-- RECORDS FOR THE TASK --
==*==
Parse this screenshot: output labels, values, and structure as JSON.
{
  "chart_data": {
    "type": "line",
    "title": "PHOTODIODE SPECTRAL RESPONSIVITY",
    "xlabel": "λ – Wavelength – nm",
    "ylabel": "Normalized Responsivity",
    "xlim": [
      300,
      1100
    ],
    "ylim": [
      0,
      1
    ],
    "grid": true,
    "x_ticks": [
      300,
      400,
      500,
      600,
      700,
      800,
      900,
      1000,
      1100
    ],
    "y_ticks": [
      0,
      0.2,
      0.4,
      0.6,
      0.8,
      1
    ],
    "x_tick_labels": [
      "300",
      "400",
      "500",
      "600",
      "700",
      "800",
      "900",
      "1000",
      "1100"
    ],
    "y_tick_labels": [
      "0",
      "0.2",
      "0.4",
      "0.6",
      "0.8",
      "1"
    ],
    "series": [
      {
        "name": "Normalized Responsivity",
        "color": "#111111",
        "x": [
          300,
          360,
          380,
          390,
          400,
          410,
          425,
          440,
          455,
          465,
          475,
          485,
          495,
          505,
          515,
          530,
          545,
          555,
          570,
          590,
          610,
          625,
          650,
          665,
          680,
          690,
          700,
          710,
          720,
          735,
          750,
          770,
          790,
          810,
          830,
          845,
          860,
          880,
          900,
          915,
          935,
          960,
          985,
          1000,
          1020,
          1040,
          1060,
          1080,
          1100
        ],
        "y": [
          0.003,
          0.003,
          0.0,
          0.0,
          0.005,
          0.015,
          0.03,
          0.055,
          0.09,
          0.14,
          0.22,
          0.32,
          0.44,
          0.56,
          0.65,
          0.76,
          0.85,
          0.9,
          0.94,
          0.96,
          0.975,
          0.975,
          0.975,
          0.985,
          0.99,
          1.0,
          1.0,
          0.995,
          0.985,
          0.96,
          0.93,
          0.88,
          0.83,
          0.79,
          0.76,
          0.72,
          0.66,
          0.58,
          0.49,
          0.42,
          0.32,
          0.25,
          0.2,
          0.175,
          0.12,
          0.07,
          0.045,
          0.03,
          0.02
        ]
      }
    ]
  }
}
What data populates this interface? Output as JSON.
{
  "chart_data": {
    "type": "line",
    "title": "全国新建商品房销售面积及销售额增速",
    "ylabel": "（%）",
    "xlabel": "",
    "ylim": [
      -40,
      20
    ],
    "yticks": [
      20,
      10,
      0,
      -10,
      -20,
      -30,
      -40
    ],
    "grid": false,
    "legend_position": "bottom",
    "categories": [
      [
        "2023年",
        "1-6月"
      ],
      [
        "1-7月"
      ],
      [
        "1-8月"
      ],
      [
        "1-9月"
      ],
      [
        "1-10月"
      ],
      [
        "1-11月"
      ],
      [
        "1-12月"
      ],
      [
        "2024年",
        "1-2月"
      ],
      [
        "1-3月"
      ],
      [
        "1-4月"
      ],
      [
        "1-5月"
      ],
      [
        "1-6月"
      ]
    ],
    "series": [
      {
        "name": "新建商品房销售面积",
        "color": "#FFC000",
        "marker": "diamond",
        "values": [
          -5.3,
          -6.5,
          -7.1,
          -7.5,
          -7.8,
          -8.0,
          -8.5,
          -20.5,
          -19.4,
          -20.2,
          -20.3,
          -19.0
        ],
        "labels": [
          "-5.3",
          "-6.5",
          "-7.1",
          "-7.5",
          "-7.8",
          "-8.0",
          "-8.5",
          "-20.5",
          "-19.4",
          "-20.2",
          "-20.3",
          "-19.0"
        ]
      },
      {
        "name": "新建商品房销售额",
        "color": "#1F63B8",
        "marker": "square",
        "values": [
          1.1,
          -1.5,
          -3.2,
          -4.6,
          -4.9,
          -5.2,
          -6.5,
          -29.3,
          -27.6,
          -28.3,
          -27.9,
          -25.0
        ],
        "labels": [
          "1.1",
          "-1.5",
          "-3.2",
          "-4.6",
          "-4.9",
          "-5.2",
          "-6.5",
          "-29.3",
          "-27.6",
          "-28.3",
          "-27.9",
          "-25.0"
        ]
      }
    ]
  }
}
==*==
-- EXERCISE DETAILS --
Reproduce the records word for word.

-- EXPECTED ANSWER --
Parse this screenshot: output labels, values, and structure as JSON.
{
  "chart_data": {
    "type": "line",
    "title": "PHOTODIODE SPECTRAL RESPONSIVITY",
    "xlabel": "λ – Wavelength – nm",
    "ylabel": "Normalized Responsivity",
    "xlim": [
      300,
      1100
    ],
    "ylim": [
      0,
      1
    ],
    "grid": true,
    "x_ticks": [
      300,
      400,
      500,
      600,
      700,
      800,
      900,
      1000,
      1100
    ],
    "y_ticks": [
      0,
      0.2,
      0.4,
      0.6,
      0.8,
      1
    ],
    "x_tick_labels": [
      "300",
      "400",
      "500",
      "600",
      "700",
      "800",
      "900",
      "1000",
      "1100"
    ],
    "y_tick_labels": [
      "0",
      "0.2",
      "0.4",
      "0.6",
      "0.8",
      "1"
    ],
    "series": [
      {
        "name": "Normalized Responsivity",
        "color": "#111111",
        "x": [
          300,
          360,
          380,
          390,
          400,
          410,
          425,
          440,
          455,
          465,
          475,
          485,
          495,
          505,
          515,
          530,
          545,
          555,
          570,
          590,
          610,
          625,
          650,
          665,
          680,
          690,
          700,
          710,
          720,
          735,
          750,
          770,
          790,
          810,
          830,
          845,
          860,
          880,
          900,
          915,
          935,
          960,
          985,
          1000,
          1020,
          1040,
          1060,
          1080,
          1100
        ],
        "y": [
          0.003,
          0.003,
          0.0,
          0.0,
          0.005,
          0.015,
          0.03,
          0.055,
          0.09,
          0.14,
          0.22,
          0.32,
          0.44,
          0.56,
          0.65,
          0.76,
          0.85,
          0.9,
          0.94,
          0.96,
          0.975,
          0.975,
          0.975,
          0.985,
          0.99,
          1.0,
          1.0,
          0.995,
          0.985,
          0.96,
          0.93,
          0.88,
          0.83,
          0.79,
          0.76,
          0.72,
          0.66,
          0.58,
          0.49,
          0.42,
          0.32,
          0.25,
          0.2,
          0.175,
          0.12,
          0.07,
          0.045,
          0.03,
          0.02
        ]
      }
    ]
  }
}
What data populates this interface? Output as JSON.
{
  "chart_data": {
    "type": "line",
    "title": "全国新建商品房销售面积及销售额增速",
    "ylabel": "（%）",
    "xlabel": "",
    "ylim": [
      -40,
      20
    ],
    "yticks": [
      20,
      10,
      0,
      -10,
      -20,
      -30,
      -40
    ],
    "grid": false,
    "legend_position": "bottom",
    "categories": [
      [
        "2023年",
        "1-6月"
      ],
      [
        "1-7月"
      ],
      [
        "1-8月"
      ],
      [
        "1-9月"
      ],
      [
        "1-10月"
      ],
      [
        "1-11月"
      ],
      [
        "1-12月"
      ],
      [
        "2024年",
        "1-2月"
      ],
      [
        "1-3月"
      ],
      [
        "1-4月"
      ],
      [
        "1-5月"
      ],
      [
        "1-6月"
      ]
    ],
    "series": [
      {
        "name": "新建商品房销售面积",
        "color": "#FFC000",
        "marker": "diamond",
        "values": [
          -5.3,
          -6.5,
          -7.1,
          -7.5,
          -7.8,
          -8.0,
          -8.5,
          -20.5,
          -19.4,
          -20.2,
          -20.3,
          -19.0
        ],
        "labels": [
          "-5.3",
          "-6.5",
          "-7.1",
          "-7.5",
          "-7.8",
          "-8.0",
          "-8.5",
          "-20.5",
          "-19.4",
          "-20.2",
          "-20.3",
          "-19.0"
        ]
      },
      {
        "name": "新建商品房销售额",
        "color": "#1F63B8",
        "marker": "square",
        "values": [
          1.1,
          -1.5,
          -3.2,
          -4.6,
          -4.9,
          -5.2,
          -6.5,
          -29.3,
          -27.6,
          -28.3,
          -27.9,
          -25.0
        ],
        "labels": [
          "1.1",
          "-1.5",
          "-3.2",
          "-4.6",
          "-4.9",
          "-5.2",
          "-6.5",
          "-29.3",
          "-27.6",
          "-28.3",
          "-27.9",
          "-25.0"
        ]
      }
    ]
  }
}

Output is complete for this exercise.